- [Task to complete]: Copy all lines holding the word "this" from the entries.

- [Extracts from a graphics dataset]:
---

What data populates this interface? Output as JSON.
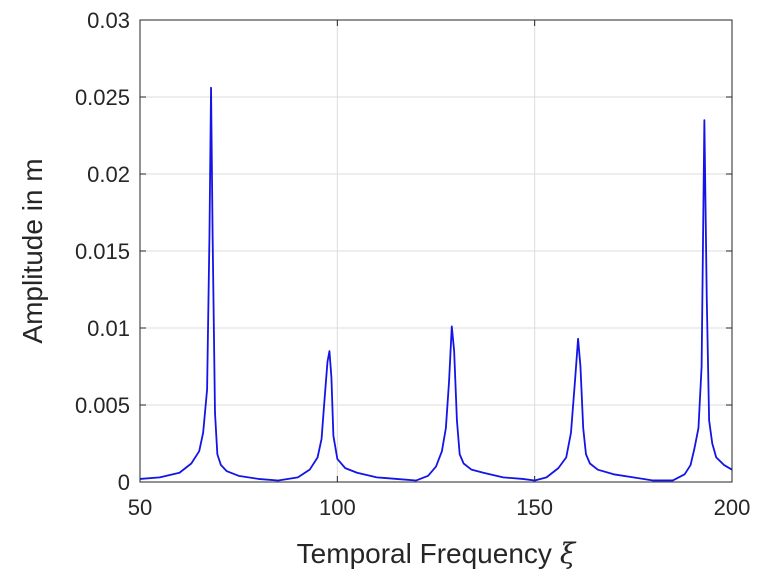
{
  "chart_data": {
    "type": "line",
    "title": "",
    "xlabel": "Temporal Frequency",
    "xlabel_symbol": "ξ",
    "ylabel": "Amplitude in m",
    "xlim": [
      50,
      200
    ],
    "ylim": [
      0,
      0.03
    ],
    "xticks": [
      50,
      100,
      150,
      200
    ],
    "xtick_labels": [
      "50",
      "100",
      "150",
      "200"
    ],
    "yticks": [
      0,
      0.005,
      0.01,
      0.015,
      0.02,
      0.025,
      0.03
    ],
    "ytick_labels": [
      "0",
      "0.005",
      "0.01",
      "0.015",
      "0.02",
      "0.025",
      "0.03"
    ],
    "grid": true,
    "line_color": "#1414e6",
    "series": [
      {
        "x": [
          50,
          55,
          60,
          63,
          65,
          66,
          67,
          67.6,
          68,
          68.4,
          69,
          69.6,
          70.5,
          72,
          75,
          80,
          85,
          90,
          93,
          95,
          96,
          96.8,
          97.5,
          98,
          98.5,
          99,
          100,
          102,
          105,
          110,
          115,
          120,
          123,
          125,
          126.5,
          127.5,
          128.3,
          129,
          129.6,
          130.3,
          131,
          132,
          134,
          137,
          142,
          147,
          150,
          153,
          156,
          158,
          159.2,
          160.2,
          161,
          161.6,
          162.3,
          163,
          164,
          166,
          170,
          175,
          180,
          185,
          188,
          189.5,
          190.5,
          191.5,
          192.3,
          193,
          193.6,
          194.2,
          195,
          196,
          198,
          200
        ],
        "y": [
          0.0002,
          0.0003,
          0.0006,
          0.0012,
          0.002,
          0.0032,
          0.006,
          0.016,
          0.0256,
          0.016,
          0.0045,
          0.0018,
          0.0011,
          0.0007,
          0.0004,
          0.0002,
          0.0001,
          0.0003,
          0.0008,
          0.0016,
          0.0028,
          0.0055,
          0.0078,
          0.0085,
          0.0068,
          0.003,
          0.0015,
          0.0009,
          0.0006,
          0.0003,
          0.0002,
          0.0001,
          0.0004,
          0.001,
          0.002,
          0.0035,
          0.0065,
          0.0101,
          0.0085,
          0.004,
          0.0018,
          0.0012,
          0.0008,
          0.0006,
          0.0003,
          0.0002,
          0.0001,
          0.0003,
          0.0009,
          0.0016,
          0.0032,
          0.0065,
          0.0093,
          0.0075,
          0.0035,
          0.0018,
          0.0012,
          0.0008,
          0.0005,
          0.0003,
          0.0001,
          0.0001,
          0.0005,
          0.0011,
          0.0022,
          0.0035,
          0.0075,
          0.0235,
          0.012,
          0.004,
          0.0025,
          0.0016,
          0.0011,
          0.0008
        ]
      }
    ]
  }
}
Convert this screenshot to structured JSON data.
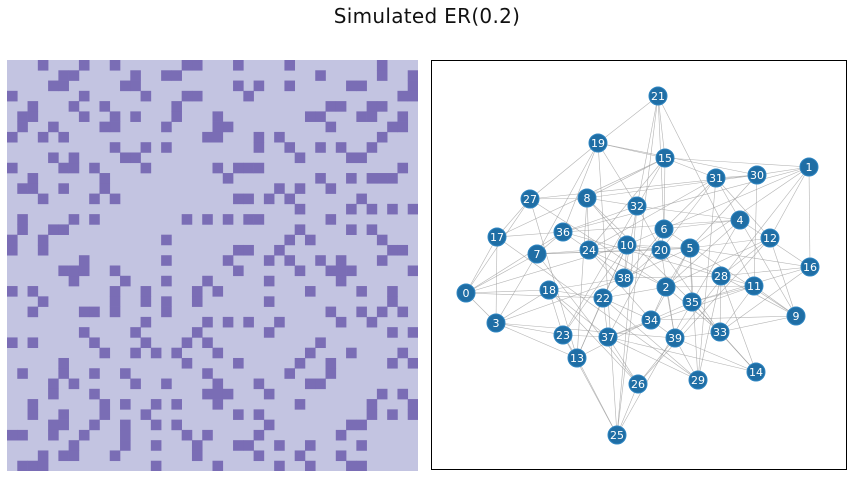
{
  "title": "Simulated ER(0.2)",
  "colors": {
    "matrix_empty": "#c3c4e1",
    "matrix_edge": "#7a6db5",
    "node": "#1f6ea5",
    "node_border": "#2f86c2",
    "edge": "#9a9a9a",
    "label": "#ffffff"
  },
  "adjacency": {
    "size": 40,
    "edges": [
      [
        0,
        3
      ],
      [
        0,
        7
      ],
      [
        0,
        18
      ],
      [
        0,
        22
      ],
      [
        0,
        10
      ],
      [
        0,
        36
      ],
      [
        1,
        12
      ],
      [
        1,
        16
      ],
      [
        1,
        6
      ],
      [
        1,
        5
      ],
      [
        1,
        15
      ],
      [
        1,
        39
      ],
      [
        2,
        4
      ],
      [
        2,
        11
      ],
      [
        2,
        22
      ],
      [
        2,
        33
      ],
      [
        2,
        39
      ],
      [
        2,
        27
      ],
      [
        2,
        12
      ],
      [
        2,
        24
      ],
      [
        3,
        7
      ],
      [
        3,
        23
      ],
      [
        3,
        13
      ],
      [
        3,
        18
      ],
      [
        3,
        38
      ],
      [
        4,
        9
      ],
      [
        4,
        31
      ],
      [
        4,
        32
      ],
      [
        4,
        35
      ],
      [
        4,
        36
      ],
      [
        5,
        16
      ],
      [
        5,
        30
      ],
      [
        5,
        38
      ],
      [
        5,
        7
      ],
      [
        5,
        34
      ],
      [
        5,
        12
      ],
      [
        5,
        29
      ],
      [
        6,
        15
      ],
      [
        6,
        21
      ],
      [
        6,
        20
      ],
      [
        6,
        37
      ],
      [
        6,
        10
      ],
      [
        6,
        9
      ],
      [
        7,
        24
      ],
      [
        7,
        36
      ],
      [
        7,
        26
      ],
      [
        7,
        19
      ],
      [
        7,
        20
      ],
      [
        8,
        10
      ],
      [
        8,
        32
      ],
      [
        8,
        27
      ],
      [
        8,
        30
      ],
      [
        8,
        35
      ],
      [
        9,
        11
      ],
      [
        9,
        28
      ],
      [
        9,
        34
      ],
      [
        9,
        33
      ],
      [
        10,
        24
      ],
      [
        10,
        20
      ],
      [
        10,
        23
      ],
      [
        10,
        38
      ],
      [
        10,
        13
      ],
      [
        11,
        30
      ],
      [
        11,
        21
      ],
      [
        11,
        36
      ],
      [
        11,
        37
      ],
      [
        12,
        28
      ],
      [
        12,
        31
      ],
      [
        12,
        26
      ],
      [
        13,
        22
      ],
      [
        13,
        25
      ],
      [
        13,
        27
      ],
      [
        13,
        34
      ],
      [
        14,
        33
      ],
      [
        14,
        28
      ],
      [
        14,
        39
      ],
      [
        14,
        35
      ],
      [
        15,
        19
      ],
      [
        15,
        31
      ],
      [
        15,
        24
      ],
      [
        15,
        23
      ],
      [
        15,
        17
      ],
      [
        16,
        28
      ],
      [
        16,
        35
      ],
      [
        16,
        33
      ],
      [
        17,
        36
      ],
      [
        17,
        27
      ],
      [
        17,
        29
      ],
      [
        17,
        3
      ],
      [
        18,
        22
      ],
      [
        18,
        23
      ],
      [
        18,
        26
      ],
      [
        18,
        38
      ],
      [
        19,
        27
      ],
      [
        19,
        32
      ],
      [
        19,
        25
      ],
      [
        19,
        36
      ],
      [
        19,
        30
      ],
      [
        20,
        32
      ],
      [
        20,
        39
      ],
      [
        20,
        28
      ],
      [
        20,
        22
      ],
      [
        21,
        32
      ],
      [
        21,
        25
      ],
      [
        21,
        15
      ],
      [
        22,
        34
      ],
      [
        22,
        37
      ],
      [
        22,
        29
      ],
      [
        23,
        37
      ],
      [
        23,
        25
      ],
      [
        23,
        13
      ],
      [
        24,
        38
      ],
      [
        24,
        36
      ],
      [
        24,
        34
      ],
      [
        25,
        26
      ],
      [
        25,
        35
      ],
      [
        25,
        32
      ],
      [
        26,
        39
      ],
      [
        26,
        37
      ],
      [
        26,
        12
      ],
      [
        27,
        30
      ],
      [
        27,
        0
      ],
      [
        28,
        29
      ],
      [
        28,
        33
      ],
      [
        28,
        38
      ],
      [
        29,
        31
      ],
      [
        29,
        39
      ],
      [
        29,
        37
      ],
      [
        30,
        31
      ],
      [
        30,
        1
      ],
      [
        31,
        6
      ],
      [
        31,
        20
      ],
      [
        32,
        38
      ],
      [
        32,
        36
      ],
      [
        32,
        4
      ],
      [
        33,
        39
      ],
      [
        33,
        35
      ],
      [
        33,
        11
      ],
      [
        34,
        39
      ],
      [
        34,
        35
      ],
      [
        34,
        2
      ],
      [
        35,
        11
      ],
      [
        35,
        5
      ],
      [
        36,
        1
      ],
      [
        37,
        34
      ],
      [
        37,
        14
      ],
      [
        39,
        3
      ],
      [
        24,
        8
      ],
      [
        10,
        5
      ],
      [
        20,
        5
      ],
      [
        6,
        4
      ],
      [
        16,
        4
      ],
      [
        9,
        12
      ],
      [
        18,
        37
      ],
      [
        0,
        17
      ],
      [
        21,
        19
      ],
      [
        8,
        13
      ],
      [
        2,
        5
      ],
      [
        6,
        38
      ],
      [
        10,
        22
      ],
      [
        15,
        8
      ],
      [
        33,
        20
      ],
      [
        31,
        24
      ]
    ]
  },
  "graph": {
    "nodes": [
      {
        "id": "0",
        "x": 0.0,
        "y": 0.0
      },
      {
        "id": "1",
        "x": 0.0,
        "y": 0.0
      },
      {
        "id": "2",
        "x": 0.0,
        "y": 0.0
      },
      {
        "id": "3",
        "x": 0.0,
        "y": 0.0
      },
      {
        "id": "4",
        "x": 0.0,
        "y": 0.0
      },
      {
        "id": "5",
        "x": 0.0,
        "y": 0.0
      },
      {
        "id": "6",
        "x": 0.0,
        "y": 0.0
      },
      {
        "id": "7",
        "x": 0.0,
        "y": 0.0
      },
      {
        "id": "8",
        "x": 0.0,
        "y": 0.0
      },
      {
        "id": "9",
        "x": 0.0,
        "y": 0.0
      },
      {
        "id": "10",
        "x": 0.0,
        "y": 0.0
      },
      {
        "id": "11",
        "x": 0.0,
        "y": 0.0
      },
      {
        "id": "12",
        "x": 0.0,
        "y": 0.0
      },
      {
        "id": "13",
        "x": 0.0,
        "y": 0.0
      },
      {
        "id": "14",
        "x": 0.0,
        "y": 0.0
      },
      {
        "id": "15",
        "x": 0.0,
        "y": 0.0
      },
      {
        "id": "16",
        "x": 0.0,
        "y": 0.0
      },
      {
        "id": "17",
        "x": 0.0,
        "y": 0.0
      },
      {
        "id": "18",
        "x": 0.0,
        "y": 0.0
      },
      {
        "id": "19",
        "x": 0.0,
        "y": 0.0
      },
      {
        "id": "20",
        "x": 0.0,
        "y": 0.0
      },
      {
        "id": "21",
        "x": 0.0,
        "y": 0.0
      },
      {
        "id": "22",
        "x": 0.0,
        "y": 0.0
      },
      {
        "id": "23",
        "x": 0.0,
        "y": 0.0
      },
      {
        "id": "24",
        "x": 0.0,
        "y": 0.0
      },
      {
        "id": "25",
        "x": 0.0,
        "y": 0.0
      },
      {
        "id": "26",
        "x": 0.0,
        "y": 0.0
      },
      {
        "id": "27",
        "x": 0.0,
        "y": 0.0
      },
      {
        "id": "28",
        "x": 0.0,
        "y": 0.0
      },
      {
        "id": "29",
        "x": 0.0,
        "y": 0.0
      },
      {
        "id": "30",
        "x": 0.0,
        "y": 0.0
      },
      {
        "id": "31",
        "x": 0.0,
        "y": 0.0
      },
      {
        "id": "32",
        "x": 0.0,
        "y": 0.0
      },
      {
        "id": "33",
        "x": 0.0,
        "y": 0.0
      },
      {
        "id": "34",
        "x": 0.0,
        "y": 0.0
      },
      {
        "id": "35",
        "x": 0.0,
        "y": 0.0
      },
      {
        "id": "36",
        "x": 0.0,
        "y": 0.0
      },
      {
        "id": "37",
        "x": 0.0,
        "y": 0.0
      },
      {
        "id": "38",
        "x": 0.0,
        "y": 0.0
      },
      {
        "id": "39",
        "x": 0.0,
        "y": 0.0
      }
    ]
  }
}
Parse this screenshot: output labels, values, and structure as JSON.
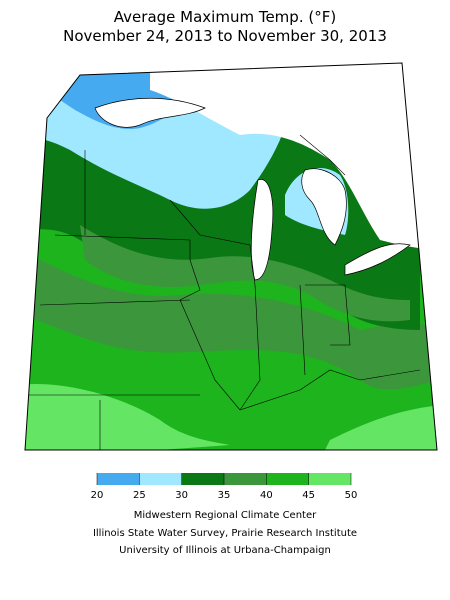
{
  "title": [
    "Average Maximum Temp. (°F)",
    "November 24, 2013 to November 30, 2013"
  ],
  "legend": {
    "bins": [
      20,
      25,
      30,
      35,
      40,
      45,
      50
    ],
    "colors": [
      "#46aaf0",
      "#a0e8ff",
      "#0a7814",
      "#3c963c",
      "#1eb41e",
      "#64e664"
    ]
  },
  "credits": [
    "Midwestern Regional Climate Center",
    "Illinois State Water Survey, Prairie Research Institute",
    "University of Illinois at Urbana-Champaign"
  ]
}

---

- [The completed task]:
What data populates this interface? Output as JSON.
Convert this screenshot to structured JSON data.
Parse this screenshot: output labels, values, and structure as JSON.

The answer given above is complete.